» **WHAT NEEDS TO BE DONE**: How many lines in these records hold the string "JSON"? Reply with the number alone.
START MATERIAL FOR THIS EXERCISE
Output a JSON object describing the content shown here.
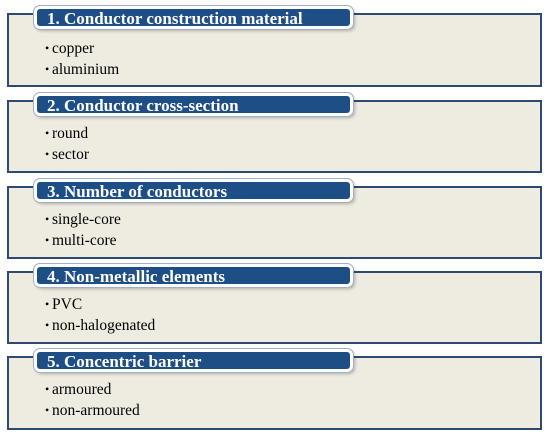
{
  "sections": [
    {
      "title": "1. Conductor construction material",
      "items": [
        "copper",
        "aluminium"
      ]
    },
    {
      "title": "2. Conductor cross-section",
      "items": [
        "round",
        "sector"
      ]
    },
    {
      "title": "3. Number of conductors",
      "items": [
        "single-core",
        "multi-core"
      ]
    },
    {
      "title": "4. Non-metallic elements",
      "items": [
        "PVC",
        "non-halogenated"
      ]
    },
    {
      "title": "5. Concentric barrier",
      "items": [
        "armoured",
        "non-armoured"
      ]
    }
  ],
  "bullet_char": "•",
  "colors": {
    "header_fill": "#1e4e86",
    "box_fill": "#eeebe0",
    "box_border": "#2e4a72"
  }
}
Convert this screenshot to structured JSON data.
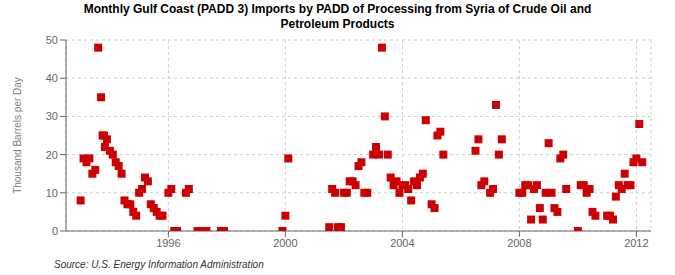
{
  "chart_data": {
    "type": "scatter",
    "title": "Monthly Gulf Coast (PADD 3) Imports by PADD of Processing from Syria of Crude Oil and\nPetroleum Products",
    "ylabel": "Thousand Barrels per Day",
    "annotations": [
      "Source: U.S. Energy Information Administration"
    ],
    "color": "#CC0000",
    "marker": "square",
    "grid": true,
    "xlim": [
      1992.5,
      2012.5
    ],
    "ylim": [
      0,
      50
    ],
    "xticks": [
      1996,
      2000,
      2004,
      2008,
      2012
    ],
    "yticks": [
      0,
      10,
      20,
      30,
      40,
      50
    ],
    "x": [
      1993.0,
      1993.1,
      1993.2,
      1993.3,
      1993.4,
      1993.5,
      1993.6,
      1993.7,
      1993.8,
      1993.9,
      1994.0,
      1994.1,
      1994.2,
      1994.3,
      1994.4,
      1994.5,
      1994.6,
      1994.7,
      1994.8,
      1994.9,
      1995.0,
      1995.1,
      1995.2,
      1995.3,
      1995.4,
      1995.5,
      1995.6,
      1995.7,
      1995.8,
      1996.0,
      1996.1,
      1996.2,
      1996.3,
      1996.6,
      1996.7,
      1997.0,
      1997.1,
      1997.2,
      1997.3,
      1997.8,
      1997.9,
      1993.75,
      1993.83,
      1999.9,
      2000.0,
      2000.1,
      2001.5,
      2001.6,
      2001.7,
      2001.8,
      2001.9,
      2002.0,
      2002.1,
      2002.2,
      2002.3,
      2002.4,
      2002.5,
      2002.6,
      2002.7,
      2002.8,
      2003.0,
      2003.1,
      2003.2,
      2003.3,
      2003.4,
      2003.5,
      2003.6,
      2003.7,
      2003.8,
      2003.9,
      2004.0,
      2004.1,
      2004.2,
      2004.3,
      2004.4,
      2004.5,
      2004.6,
      2004.7,
      2004.8,
      2005.0,
      2005.1,
      2005.2,
      2005.3,
      2005.4,
      2006.5,
      2006.6,
      2006.7,
      2006.8,
      2007.0,
      2007.1,
      2007.2,
      2007.3,
      2007.4,
      2008.0,
      2008.1,
      2008.2,
      2008.3,
      2008.4,
      2008.5,
      2008.6,
      2008.7,
      2008.8,
      2008.9,
      2009.0,
      2009.1,
      2009.2,
      2009.3,
      2009.4,
      2009.5,
      2009.6,
      2010.0,
      2010.1,
      2010.2,
      2010.3,
      2010.4,
      2010.5,
      2010.6,
      2011.0,
      2011.1,
      2011.2,
      2011.3,
      2011.4,
      2011.5,
      2011.6,
      2011.7,
      2011.8,
      2011.9,
      2012.0,
      2012.1,
      2012.2
    ],
    "values": [
      8,
      19,
      18,
      19,
      15,
      16,
      48,
      35,
      25,
      24,
      21,
      20,
      18,
      17,
      15,
      8,
      7,
      7,
      5,
      4,
      10,
      11,
      14,
      13,
      7,
      6,
      5,
      4,
      4,
      10,
      11,
      0,
      0,
      10,
      11,
      0,
      0,
      0,
      0,
      0,
      0,
      25,
      22,
      0,
      4,
      19,
      1,
      11,
      10,
      1,
      1,
      10,
      10,
      13,
      13,
      12,
      17,
      18,
      10,
      10,
      20,
      22,
      20,
      48,
      30,
      20,
      14,
      12,
      13,
      10,
      12,
      12,
      11,
      8,
      13,
      12,
      14,
      15,
      29,
      7,
      6,
      25,
      26,
      20,
      21,
      24,
      12,
      13,
      10,
      11,
      33,
      20,
      24,
      10,
      10,
      12,
      12,
      3,
      11,
      12,
      6,
      3,
      10,
      23,
      10,
      6,
      5,
      19,
      20,
      11,
      0,
      12,
      12,
      10,
      11,
      5,
      4,
      4,
      4,
      3,
      9,
      12,
      11,
      15,
      12,
      12,
      18,
      19,
      28,
      18
    ]
  }
}
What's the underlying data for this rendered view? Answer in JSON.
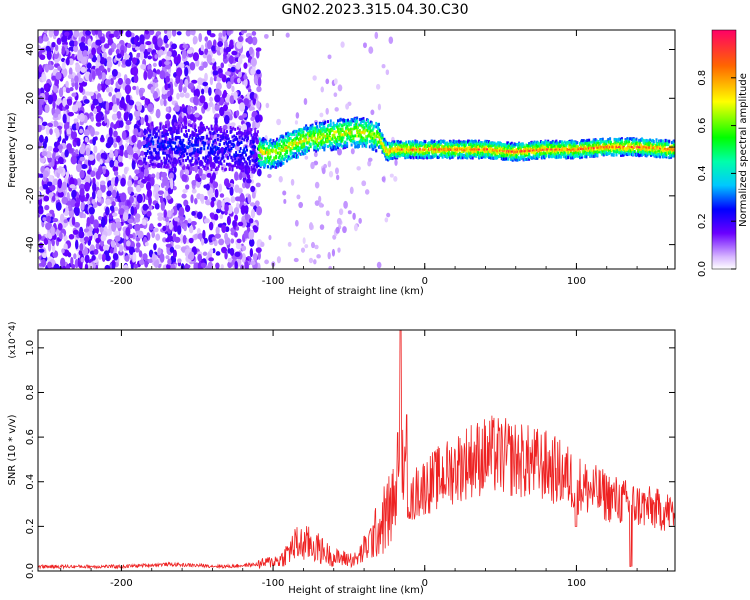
{
  "title": "GN02.2023.315.04.30.C30",
  "chart_data": [
    {
      "type": "heatmap",
      "xlabel": "Height of straight line (km)",
      "ylabel": "Frequency (Hz)",
      "xlim": [
        -255,
        165
      ],
      "ylim": [
        -50,
        48
      ],
      "xticks": [
        -200,
        -100,
        0,
        100
      ],
      "xtick_labels": [
        "-200",
        "-100",
        "0",
        "100"
      ],
      "yticks": [
        -40,
        -20,
        0,
        20,
        40
      ],
      "ytick_labels": [
        "-40",
        "-20",
        "0",
        "20",
        "40"
      ],
      "colorbar": {
        "label": "Normalized spectral amplitude",
        "range": [
          0,
          1
        ],
        "ticks": [
          0.0,
          0.2,
          0.4,
          0.6,
          0.8
        ],
        "tick_labels": [
          "0.0",
          "0.2",
          "0.4",
          "0.6",
          "0.8"
        ]
      },
      "ridge": {
        "x": [
          -180,
          -150,
          -120,
          -100,
          -80,
          -60,
          -50,
          -40,
          -30,
          -25,
          -20,
          0,
          20,
          40,
          60,
          80,
          100,
          120,
          140,
          165
        ],
        "y": [
          1,
          0,
          -1,
          -3,
          3,
          5,
          6,
          6,
          4,
          -2,
          -1,
          -1,
          -1,
          -1,
          -2,
          -1,
          -1,
          0,
          0,
          -1
        ]
      }
    },
    {
      "type": "line",
      "xlabel": "Height of straight line (km)",
      "ylabel": "SNR (10 * v/v)",
      "y_multiplier": "(x10^4)",
      "xlim": [
        -255,
        165
      ],
      "ylim": [
        0,
        1.08
      ],
      "xticks": [
        -200,
        -100,
        0,
        100
      ],
      "xtick_labels": [
        "-200",
        "-100",
        "0",
        "100"
      ],
      "yticks": [
        0.0,
        0.2,
        0.4,
        0.6,
        0.8,
        1.0
      ],
      "ytick_labels": [
        "0.0",
        "0.2",
        "0.4",
        "0.6",
        "0.8",
        "1.0"
      ],
      "line_color": "#ee2222",
      "envelope": {
        "x": [
          -255,
          -200,
          -170,
          -130,
          -110,
          -95,
          -85,
          -75,
          -60,
          -45,
          -35,
          -25,
          -18,
          -15,
          -12,
          -9,
          -5,
          0,
          10,
          30,
          45,
          60,
          80,
          95,
          100,
          110,
          130,
          150,
          165
        ],
        "y": [
          0.02,
          0.02,
          0.03,
          0.02,
          0.03,
          0.05,
          0.12,
          0.12,
          0.06,
          0.05,
          0.14,
          0.25,
          0.32,
          0.5,
          0.38,
          0.3,
          0.36,
          0.38,
          0.42,
          0.5,
          0.52,
          0.5,
          0.47,
          0.42,
          0.39,
          0.36,
          0.31,
          0.28,
          0.26
        ]
      },
      "peaks": [
        {
          "x": -16,
          "y": 1.08
        },
        {
          "x": -12,
          "y": 0.7
        },
        {
          "x": -18,
          "y": 0.62
        }
      ]
    }
  ]
}
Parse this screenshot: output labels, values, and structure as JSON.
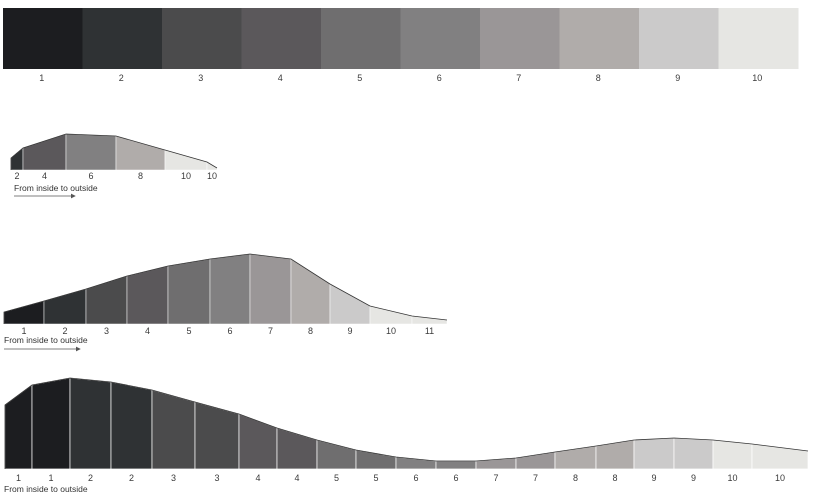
{
  "palette": {
    "name": "grey-scale",
    "colors": [
      "#1c1d20",
      "#2f3234",
      "#4b4b4c",
      "#5b585b",
      "#6f6e6f",
      "#818081",
      "#9a9697",
      "#b0acaa",
      "#cbcaca",
      "#e6e6e3"
    ],
    "labels": [
      "1",
      "2",
      "3",
      "4",
      "5",
      "6",
      "7",
      "8",
      "9",
      "10"
    ]
  },
  "profiles": [
    {
      "name": "profile-small",
      "levels": [
        2,
        4,
        6,
        8,
        10,
        10
      ],
      "labels": [
        "2",
        "4",
        "6",
        "8",
        "10",
        "10"
      ],
      "caption": "From inside to outside"
    },
    {
      "name": "profile-medium",
      "levels": [
        1,
        2,
        3,
        4,
        5,
        6,
        7,
        8,
        9,
        10,
        11
      ],
      "labels": [
        "1",
        "2",
        "3",
        "4",
        "5",
        "6",
        "7",
        "8",
        "9",
        "10",
        "11"
      ],
      "caption": "From inside to outside"
    },
    {
      "name": "profile-large",
      "levels": [
        1,
        1,
        2,
        2,
        3,
        3,
        4,
        4,
        5,
        5,
        6,
        6,
        7,
        7,
        8,
        8,
        9,
        9,
        10,
        10
      ],
      "labels": [
        "1",
        "1",
        "2",
        "2",
        "3",
        "3",
        "4",
        "4",
        "5",
        "5",
        "6",
        "6",
        "7",
        "7",
        "8",
        "8",
        "9",
        "9",
        "10",
        "10"
      ],
      "caption": "From inside to outside"
    }
  ]
}
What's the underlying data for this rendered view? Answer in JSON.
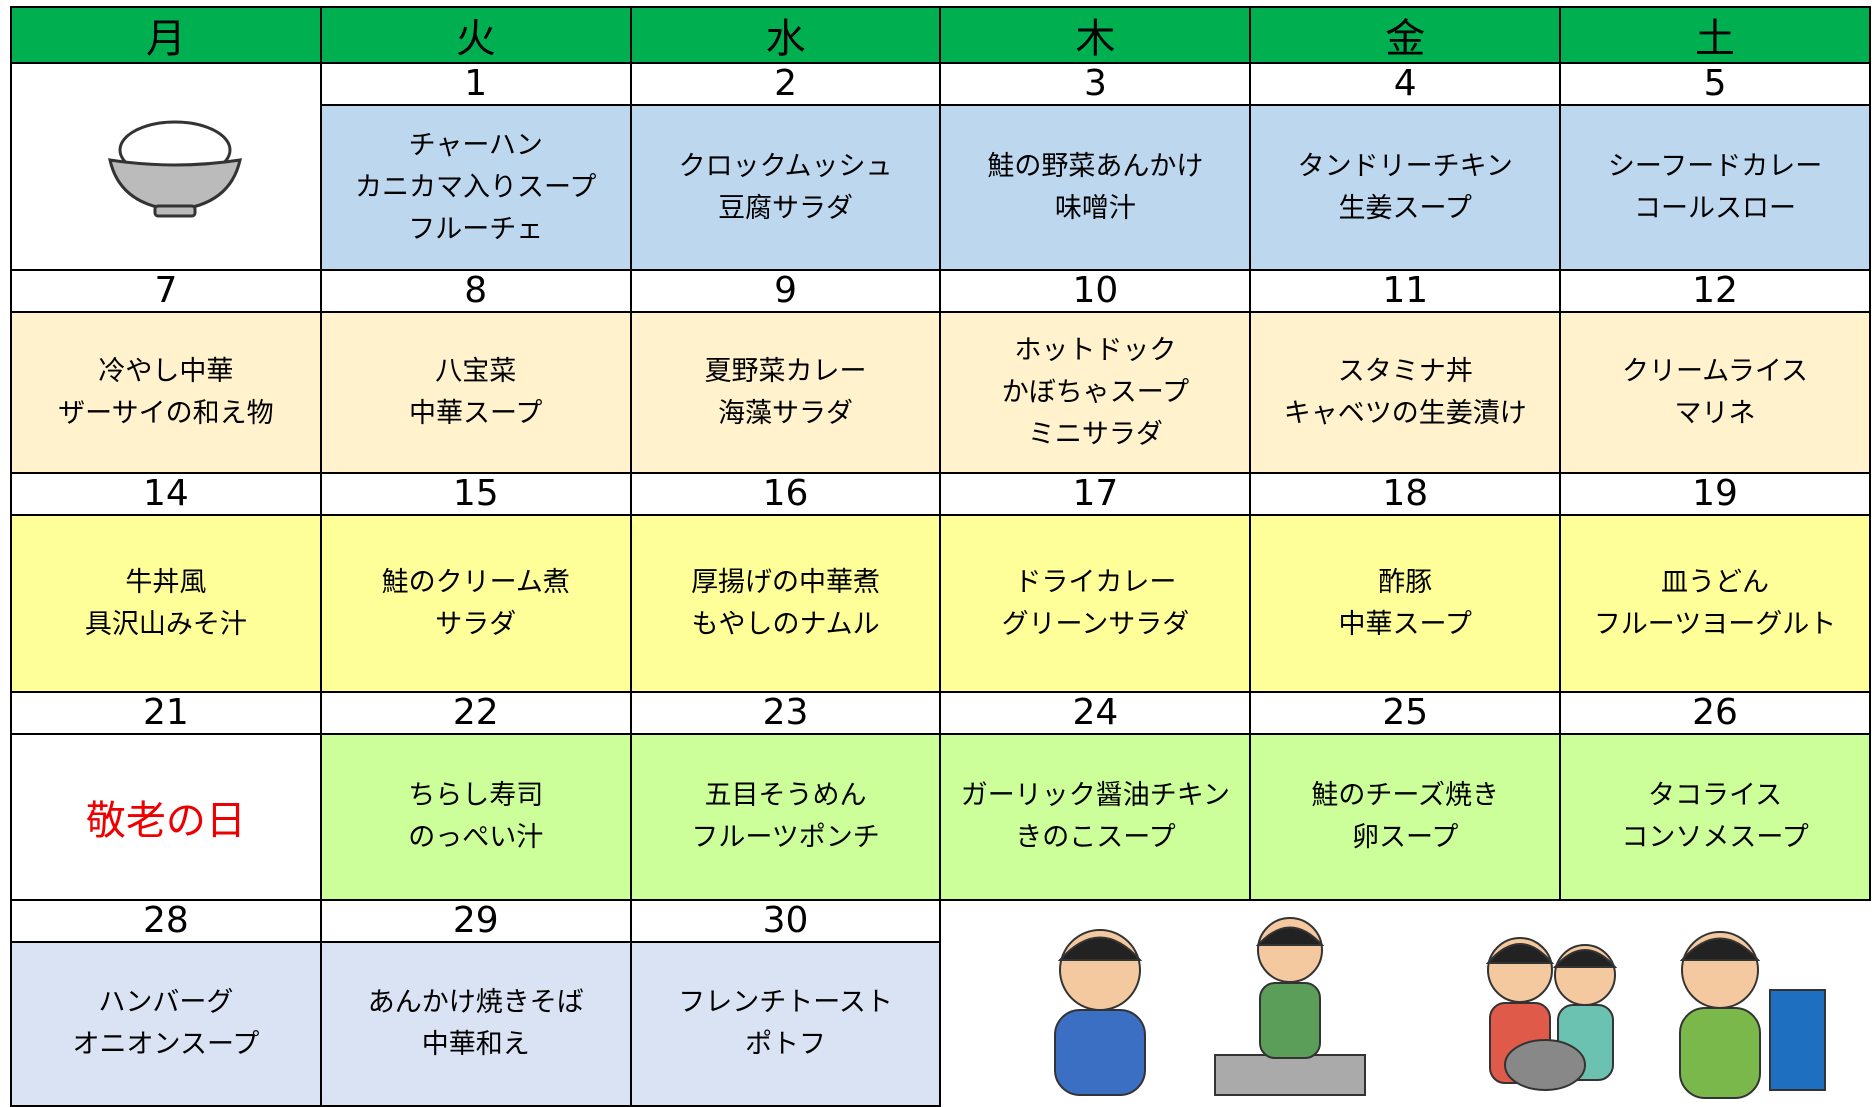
{
  "header": {
    "days": [
      "月",
      "火",
      "水",
      "木",
      "金",
      "土"
    ]
  },
  "weeks": [
    {
      "color": "#bdd7ee",
      "cells": [
        null,
        {
          "date": 1,
          "menu": [
            "チャーハン",
            "カニカマ入りスープ",
            "フルーチェ"
          ]
        },
        {
          "date": 2,
          "menu": [
            "クロックムッシュ",
            "豆腐サラダ"
          ]
        },
        {
          "date": 3,
          "menu": [
            "鮭の野菜あんかけ",
            "味噌汁"
          ]
        },
        {
          "date": 4,
          "menu": [
            "タンドリーチキン",
            "生姜スープ"
          ]
        },
        {
          "date": 5,
          "menu": [
            "シーフードカレー",
            "コールスロー"
          ]
        }
      ]
    },
    {
      "color": "#fff2cc",
      "cells": [
        {
          "date": 7,
          "menu": [
            "冷やし中華",
            "ザーサイの和え物"
          ]
        },
        {
          "date": 8,
          "menu": [
            "八宝菜",
            "中華スープ"
          ]
        },
        {
          "date": 9,
          "menu": [
            "夏野菜カレー",
            "海藻サラダ"
          ]
        },
        {
          "date": 10,
          "menu": [
            "ホットドック",
            "かぼちゃスープ",
            "ミニサラダ"
          ]
        },
        {
          "date": 11,
          "menu": [
            "スタミナ丼",
            "キャベツの生姜漬け"
          ]
        },
        {
          "date": 12,
          "menu": [
            "クリームライス",
            "マリネ"
          ]
        }
      ]
    },
    {
      "color": "#ffff99",
      "cells": [
        {
          "date": 14,
          "menu": [
            "牛丼風",
            "具沢山みそ汁"
          ]
        },
        {
          "date": 15,
          "menu": [
            "鮭のクリーム煮",
            "サラダ"
          ]
        },
        {
          "date": 16,
          "menu": [
            "厚揚げの中華煮",
            "もやしのナムル"
          ]
        },
        {
          "date": 17,
          "menu": [
            "ドライカレー",
            "グリーンサラダ"
          ]
        },
        {
          "date": 18,
          "menu": [
            "酢豚",
            "中華スープ"
          ]
        },
        {
          "date": 19,
          "menu": [
            "皿うどん",
            "フルーツヨーグルト"
          ]
        }
      ]
    },
    {
      "color": "#ccff99",
      "cells": [
        {
          "date": 21,
          "holiday": "敬老の日"
        },
        {
          "date": 22,
          "menu": [
            "ちらし寿司",
            "のっぺい汁"
          ]
        },
        {
          "date": 23,
          "menu": [
            "五目そうめん",
            "フルーツポンチ"
          ]
        },
        {
          "date": 24,
          "menu": [
            "ガーリック醤油チキン",
            "きのこスープ"
          ]
        },
        {
          "date": 25,
          "menu": [
            "鮭のチーズ焼き",
            "卵スープ"
          ]
        },
        {
          "date": 26,
          "menu": [
            "タコライス",
            "コンソメスープ"
          ]
        }
      ]
    },
    {
      "color": "#dae3f3",
      "cells": [
        {
          "date": 28,
          "menu": [
            "ハンバーグ",
            "オニオンスープ"
          ]
        },
        {
          "date": 29,
          "menu": [
            "あんかけ焼きそば",
            "中華和え"
          ]
        },
        {
          "date": 30,
          "menu": [
            "フレンチトースト",
            "ポトフ"
          ]
        }
      ]
    }
  ]
}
END MATERIAL FOR THIS EXERCISE
» **OUTPUT OF THE EXERCISE**: 5